Exercise task:
Among the entries below, find the lines with "screenshot" and copy them.

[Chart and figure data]
>> START

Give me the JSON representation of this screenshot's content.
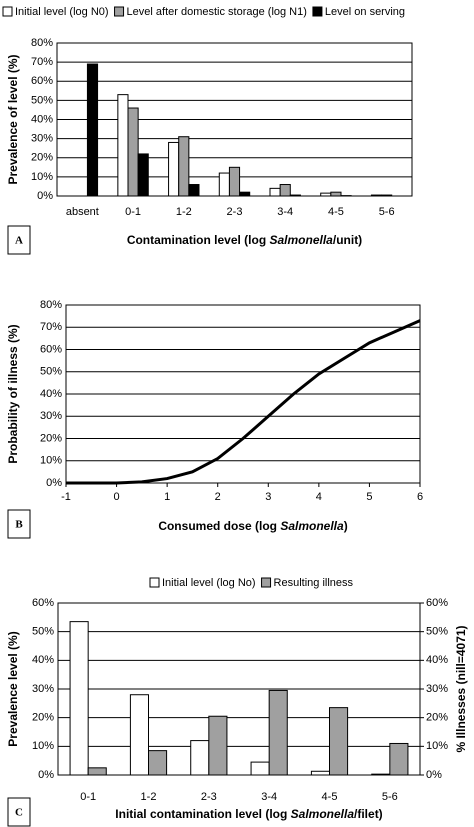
{
  "chart_data": [
    {
      "type": "bar",
      "panel_label": "A",
      "ylabel": "Prevalence of level (%)",
      "xlabel": [
        "Contamination level (log ",
        "Salmonella",
        "/unit)"
      ],
      "categories": [
        "absent",
        "0-1",
        "1-2",
        "2-3",
        "3-4",
        "4-5",
        "5-6"
      ],
      "series": [
        {
          "name": "Initial level (log N0)",
          "color": "#ffffff",
          "values": [
            0,
            53,
            28,
            12,
            4,
            1.5,
            0.5
          ]
        },
        {
          "name": "Level after domestic storage (log N1)",
          "color": "#a0a0a0",
          "values": [
            0,
            46,
            31,
            15,
            6,
            2,
            0.5
          ]
        },
        {
          "name": "Level on serving",
          "color": "#000000",
          "values": [
            69,
            22,
            6,
            2,
            0.5,
            0.2,
            0
          ]
        }
      ],
      "ylim": [
        0,
        80
      ],
      "yticks": [
        {
          "value": 0,
          "label": "0%"
        },
        {
          "value": 10,
          "label": "10%"
        },
        {
          "value": 20,
          "label": "20%"
        },
        {
          "value": 30,
          "label": "30%"
        },
        {
          "value": 40,
          "label": "40%"
        },
        {
          "value": 50,
          "label": "50%"
        },
        {
          "value": 60,
          "label": "60%"
        },
        {
          "value": 70,
          "label": "70%"
        },
        {
          "value": 80,
          "label": "80%"
        }
      ],
      "grid": true,
      "legend": "top"
    },
    {
      "type": "line",
      "panel_label": "B",
      "ylabel": "Probability of illness (%)",
      "xlabel": [
        "Consumed dose (log ",
        "Salmonella",
        ")"
      ],
      "x": [
        -1,
        0,
        0.5,
        1,
        1.5,
        2,
        2.5,
        3,
        3.5,
        4,
        4.5,
        5,
        5.5,
        6
      ],
      "series": [
        {
          "color": "#000000",
          "values": [
            0,
            0,
            0.5,
            2,
            5,
            11,
            20,
            30,
            40,
            49,
            56,
            63,
            68,
            73
          ]
        }
      ],
      "xlim": [
        -1,
        6
      ],
      "xticks": [
        -1,
        0,
        1,
        2,
        3,
        4,
        5,
        6
      ],
      "ylim": [
        0,
        80
      ],
      "yticks": [
        {
          "value": 0,
          "label": "0%"
        },
        {
          "value": 10,
          "label": "10%"
        },
        {
          "value": 20,
          "label": "20%"
        },
        {
          "value": 30,
          "label": "30%"
        },
        {
          "value": 40,
          "label": "40%"
        },
        {
          "value": 50,
          "label": "50%"
        },
        {
          "value": 60,
          "label": "60%"
        },
        {
          "value": 70,
          "label": "70%"
        },
        {
          "value": 80,
          "label": "80%"
        }
      ],
      "grid": true
    },
    {
      "type": "bar",
      "panel_label": "C",
      "ylabel": "Prevalence level (%)",
      "y2label": "% Illnesses (nill=4071)",
      "xlabel": [
        "Initial contamination level (log ",
        "Salmonella",
        "/filet)"
      ],
      "categories": [
        "0-1",
        "1-2",
        "2-3",
        "3-4",
        "4-5",
        "5-6"
      ],
      "series": [
        {
          "name": "Initial level (log No)",
          "color": "#ffffff",
          "values": [
            53.5,
            28,
            12,
            4.5,
            1.3,
            0.3
          ]
        },
        {
          "name": "Resulting illness",
          "color": "#a0a0a0",
          "axis": "y2",
          "values": [
            2.5,
            8.5,
            20.5,
            29.5,
            23.5,
            11
          ]
        }
      ],
      "ylim": [
        0,
        60
      ],
      "yticks": [
        {
          "value": 0,
          "label": "0%"
        },
        {
          "value": 10,
          "label": "10%"
        },
        {
          "value": 20,
          "label": "20%"
        },
        {
          "value": 30,
          "label": "30%"
        },
        {
          "value": 40,
          "label": "40%"
        },
        {
          "value": 50,
          "label": "50%"
        },
        {
          "value": 60,
          "label": "60%"
        }
      ],
      "y2lim": [
        0,
        60
      ],
      "y2ticks": [
        {
          "value": 0,
          "label": "0%"
        },
        {
          "value": 10,
          "label": "10%"
        },
        {
          "value": 20,
          "label": "20%"
        },
        {
          "value": 30,
          "label": "30%"
        },
        {
          "value": 40,
          "label": "40%"
        },
        {
          "value": 50,
          "label": "50%"
        },
        {
          "value": 60,
          "label": "60%"
        }
      ],
      "grid": true,
      "legend": "top"
    }
  ]
}
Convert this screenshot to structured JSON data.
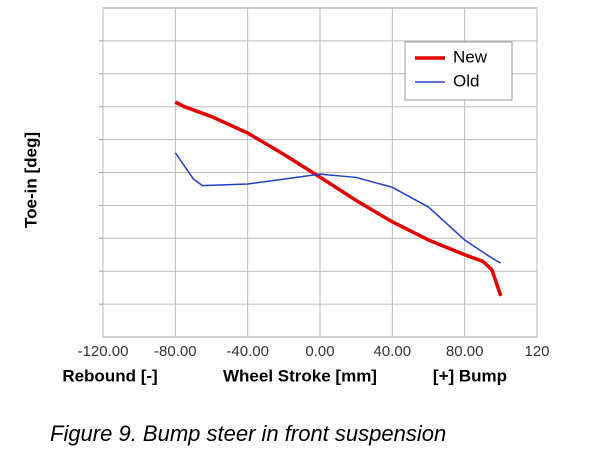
{
  "chart_data": {
    "type": "line",
    "x_label_left": "Rebound [-]",
    "x_label": "Wheel Stroke [mm]",
    "x_label_right": "[+] Bump",
    "y_label": "Toe-in [deg]",
    "caption": "Figure 9. Bump steer in front suspension",
    "series": [
      {
        "name": "New",
        "color": "#e00000",
        "width": 3.5,
        "x": [
          -80,
          -75,
          -60,
          -40,
          -20,
          0,
          20,
          40,
          60,
          80,
          90,
          95,
          100
        ],
        "values": [
          7.14,
          7.0,
          6.7,
          6.2,
          5.55,
          4.86,
          4.15,
          3.5,
          2.95,
          2.5,
          2.3,
          2.05,
          1.25
        ]
      },
      {
        "name": "Old",
        "color": "#1f3fc8",
        "width": 1.5,
        "x": [
          -80,
          -70,
          -65,
          -40,
          -20,
          0,
          20,
          40,
          60,
          80,
          95,
          100
        ],
        "values": [
          5.6,
          4.8,
          4.6,
          4.65,
          4.8,
          4.95,
          4.85,
          4.55,
          3.95,
          2.95,
          2.4,
          2.25
        ]
      }
    ],
    "xlim": [
      -120,
      120
    ],
    "xticks": [
      {
        "value": -120,
        "label": "-120.00"
      },
      {
        "value": -80,
        "label": "-80.00"
      },
      {
        "value": -40,
        "label": "-40.00"
      },
      {
        "value": 0,
        "label": "0.00"
      },
      {
        "value": 40,
        "label": "40.00"
      },
      {
        "value": 80,
        "label": "80.00"
      },
      120
    ],
    "ylim": [
      0,
      10
    ],
    "ygrid": [
      1,
      2,
      3,
      4,
      5,
      6,
      7,
      8,
      9
    ],
    "grid": true,
    "legend": "upper right"
  }
}
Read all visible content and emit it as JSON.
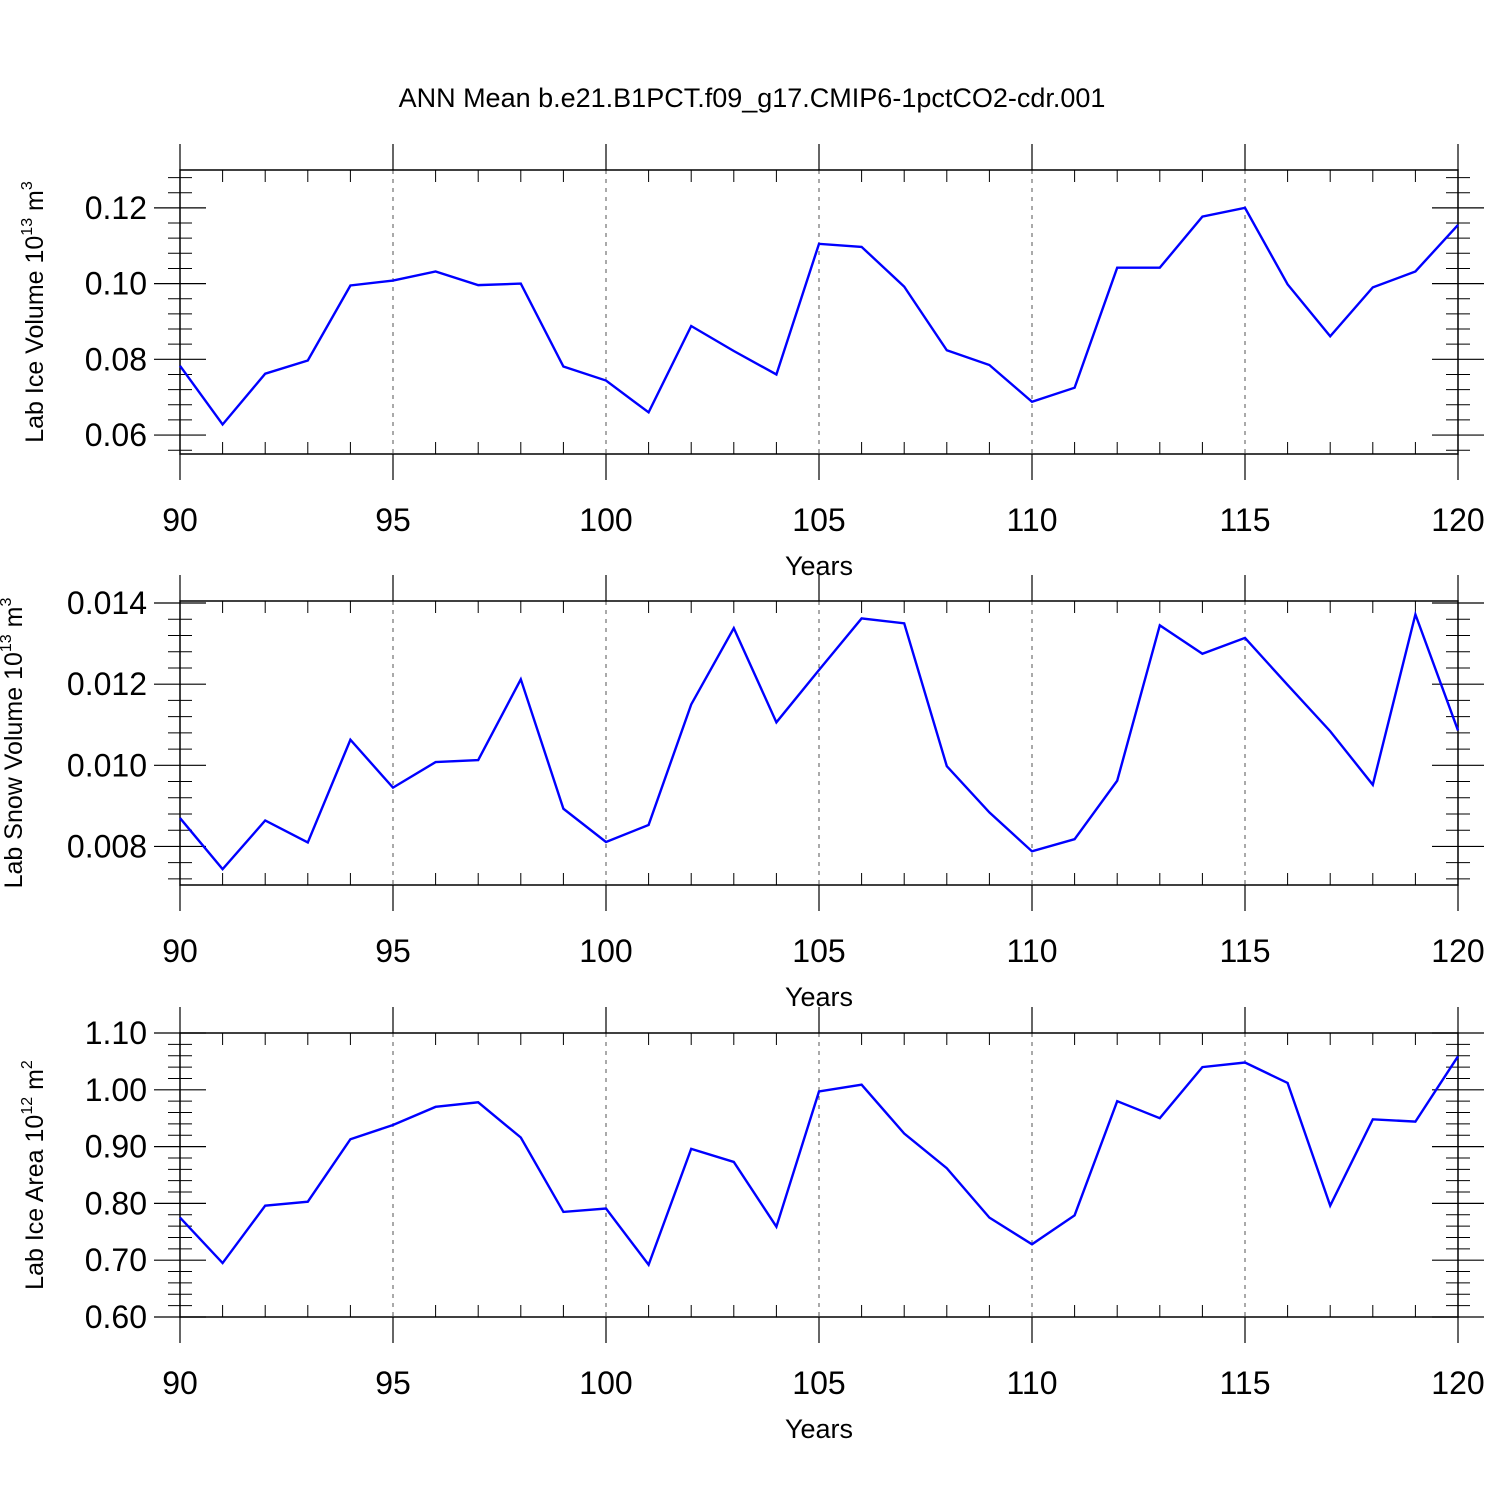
{
  "title": "ANN Mean b.e21.B1PCT.f09_g17.CMIP6-1pctCO2-cdr.001",
  "line_color": "#0000ff",
  "chart_data": [
    {
      "type": "line",
      "xlabel": "Years",
      "ylabel": {
        "prefix": "Lab Ice Volume 10",
        "exp": "13",
        "unit": " m",
        "unit_exp": "3"
      },
      "xlim": [
        90,
        120
      ],
      "ylim": [
        0.055,
        0.13
      ],
      "xticks": [
        90,
        95,
        100,
        105,
        110,
        115,
        120
      ],
      "xtick_labels": [
        "90",
        "95",
        "100",
        "105",
        "110",
        "115",
        "120"
      ],
      "yticks": [
        0.06,
        0.08,
        0.1,
        0.12
      ],
      "ytick_labels": [
        "0.06",
        "0.08",
        "0.10",
        "0.12"
      ],
      "grid_x": true,
      "x": [
        90,
        91,
        92,
        93,
        94,
        95,
        96,
        97,
        98,
        99,
        100,
        101,
        102,
        103,
        104,
        105,
        106,
        107,
        108,
        109,
        110,
        111,
        112,
        113,
        114,
        115,
        116,
        117,
        118,
        119,
        120
      ],
      "series": [
        {
          "values": [
            0.0783,
            0.0628,
            0.0762,
            0.0797,
            0.0995,
            0.1008,
            0.1032,
            0.0996,
            0.1,
            0.0781,
            0.0744,
            0.066,
            0.0888,
            0.0822,
            0.076,
            0.1105,
            0.1097,
            0.0992,
            0.0824,
            0.0785,
            0.0688,
            0.0725,
            0.1042,
            0.1042,
            0.1177,
            0.12,
            0.0998,
            0.0861,
            0.099,
            0.1032,
            0.1155
          ]
        }
      ]
    },
    {
      "type": "line",
      "xlabel": "Years",
      "ylabel": {
        "prefix": "Lab Snow Volume 10",
        "exp": "13",
        "unit": " m",
        "unit_exp": "3"
      },
      "xlim": [
        90,
        120
      ],
      "ylim": [
        0.00705,
        0.01405
      ],
      "xticks": [
        90,
        95,
        100,
        105,
        110,
        115,
        120
      ],
      "xtick_labels": [
        "90",
        "95",
        "100",
        "105",
        "110",
        "115",
        "120"
      ],
      "yticks": [
        0.008,
        0.01,
        0.012,
        0.014
      ],
      "ytick_labels": [
        "0.008",
        "0.010",
        "0.012",
        "0.014"
      ],
      "grid_x": true,
      "x": [
        90,
        91,
        92,
        93,
        94,
        95,
        96,
        97,
        98,
        99,
        100,
        101,
        102,
        103,
        104,
        105,
        106,
        107,
        108,
        109,
        110,
        111,
        112,
        113,
        114,
        115,
        116,
        117,
        118,
        119,
        120
      ],
      "series": [
        {
          "values": [
            0.0087,
            0.00744,
            0.00864,
            0.0081,
            0.01063,
            0.00945,
            0.01008,
            0.01013,
            0.01212,
            0.00893,
            0.00811,
            0.00853,
            0.0115,
            0.01338,
            0.01106,
            0.01235,
            0.01362,
            0.0135,
            0.00998,
            0.00884,
            0.00788,
            0.00818,
            0.00962,
            0.01345,
            0.01275,
            0.01314,
            0.01198,
            0.01084,
            0.00952,
            0.01372,
            0.01086
          ]
        }
      ]
    },
    {
      "type": "line",
      "xlabel": "Years",
      "ylabel": {
        "prefix": "Lab Ice Area 10",
        "exp": "12",
        "unit": " m",
        "unit_exp": "2"
      },
      "xlim": [
        90,
        120
      ],
      "ylim": [
        0.6,
        1.1
      ],
      "xticks": [
        90,
        95,
        100,
        105,
        110,
        115,
        120
      ],
      "xtick_labels": [
        "90",
        "95",
        "100",
        "105",
        "110",
        "115",
        "120"
      ],
      "yticks": [
        0.6,
        0.7,
        0.8,
        0.9,
        1.0,
        1.1
      ],
      "ytick_labels": [
        "0.60",
        "0.70",
        "0.80",
        "0.90",
        "1.00",
        "1.10"
      ],
      "grid_x": true,
      "x": [
        90,
        91,
        92,
        93,
        94,
        95,
        96,
        97,
        98,
        99,
        100,
        101,
        102,
        103,
        104,
        105,
        106,
        107,
        108,
        109,
        110,
        111,
        112,
        113,
        114,
        115,
        116,
        117,
        118,
        119,
        120
      ],
      "series": [
        {
          "values": [
            0.775,
            0.695,
            0.796,
            0.803,
            0.913,
            0.938,
            0.97,
            0.978,
            0.916,
            0.785,
            0.791,
            0.692,
            0.896,
            0.873,
            0.759,
            0.997,
            1.009,
            0.923,
            0.862,
            0.775,
            0.728,
            0.779,
            0.98,
            0.95,
            1.04,
            1.048,
            1.012,
            0.796,
            0.948,
            0.944,
            1.059
          ]
        }
      ]
    }
  ]
}
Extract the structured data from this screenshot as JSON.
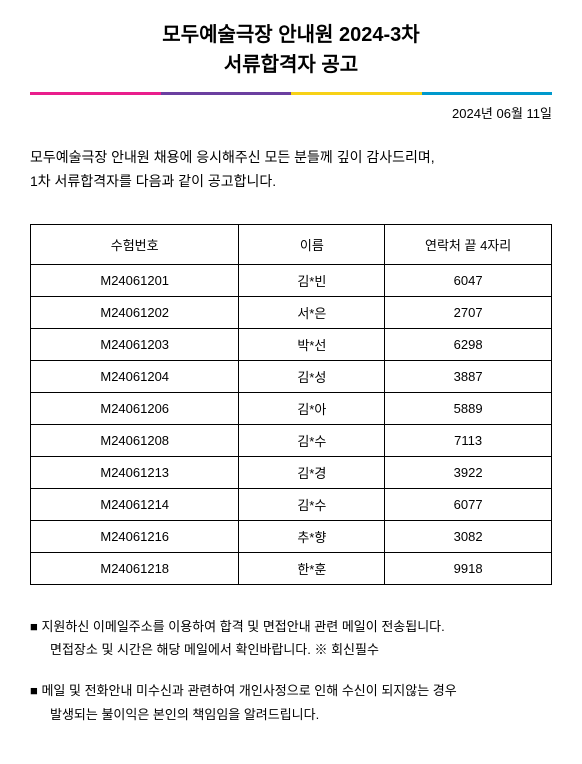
{
  "title_line1": "모두예술극장 안내원 2024-3차",
  "title_line2": "서류합격자 공고",
  "color_bar": {
    "segments": [
      "#e91e8c",
      "#6b3fa0",
      "#f7d117",
      "#0099cc"
    ]
  },
  "date": "2024년 06월 11일",
  "intro_line1": "모두예술극장 안내원 채용에 응시해주신 모든 분들께 깊이 감사드리며,",
  "intro_line2": "1차 서류합격자를 다음과 같이 공고합니다.",
  "table": {
    "headers": [
      "수험번호",
      "이름",
      "연락처 끝 4자리"
    ],
    "rows": [
      [
        "M24061201",
        "김*빈",
        "6047"
      ],
      [
        "M24061202",
        "서*은",
        "2707"
      ],
      [
        "M24061203",
        "박*선",
        "6298"
      ],
      [
        "M24061204",
        "김*성",
        "3887"
      ],
      [
        "M24061206",
        "김*아",
        "5889"
      ],
      [
        "M24061208",
        "김*수",
        "7113"
      ],
      [
        "M24061213",
        "김*경",
        "3922"
      ],
      [
        "M24061214",
        "김*수",
        "6077"
      ],
      [
        "M24061216",
        "추*향",
        "3082"
      ],
      [
        "M24061218",
        "한*훈",
        "9918"
      ]
    ]
  },
  "notes": [
    {
      "lines": [
        "지원하신 이메일주소를 이용하여 합격 및 면접안내 관련 메일이 전송됩니다.",
        "면접장소 및 시간은 해당 메일에서 확인바랍니다.    ※ 회신필수"
      ]
    },
    {
      "lines": [
        "메일 및 전화안내 미수신과 관련하여 개인사정으로 인해 수신이 되지않는 경우",
        "발생되는 불이익은 본인의 책임임을 알려드립니다."
      ]
    }
  ],
  "marker": "■"
}
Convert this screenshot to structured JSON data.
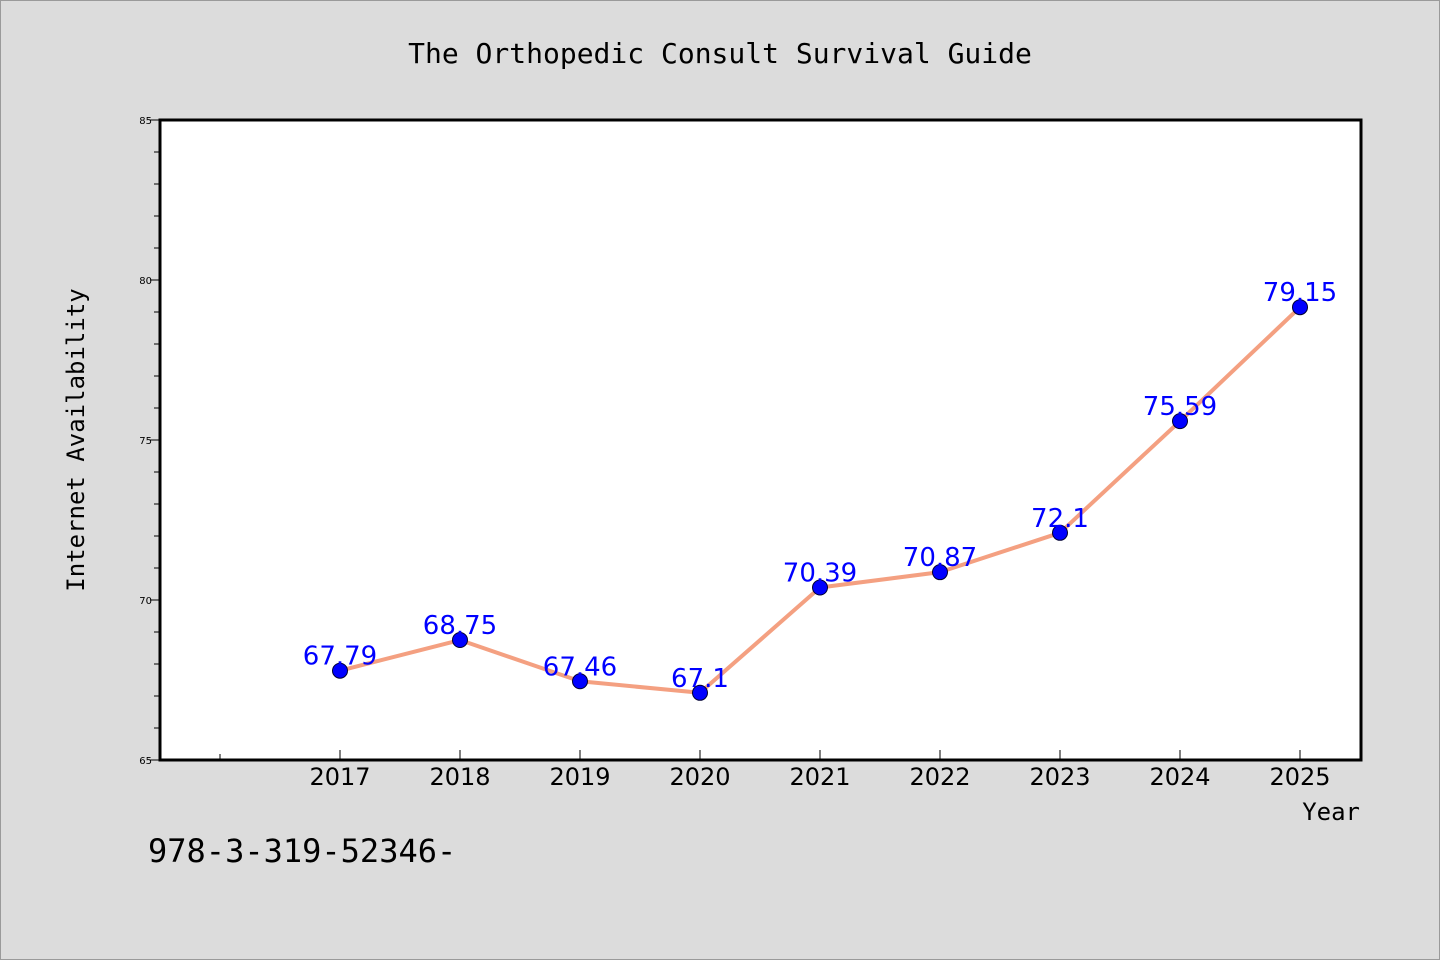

>> END

Response:
Give me the JSON representation of this screenshot's content.
Convert this screenshot to structured JSON data.
Extract the structured data from this screenshot as JSON.
Convert this screenshot to structured JSON data.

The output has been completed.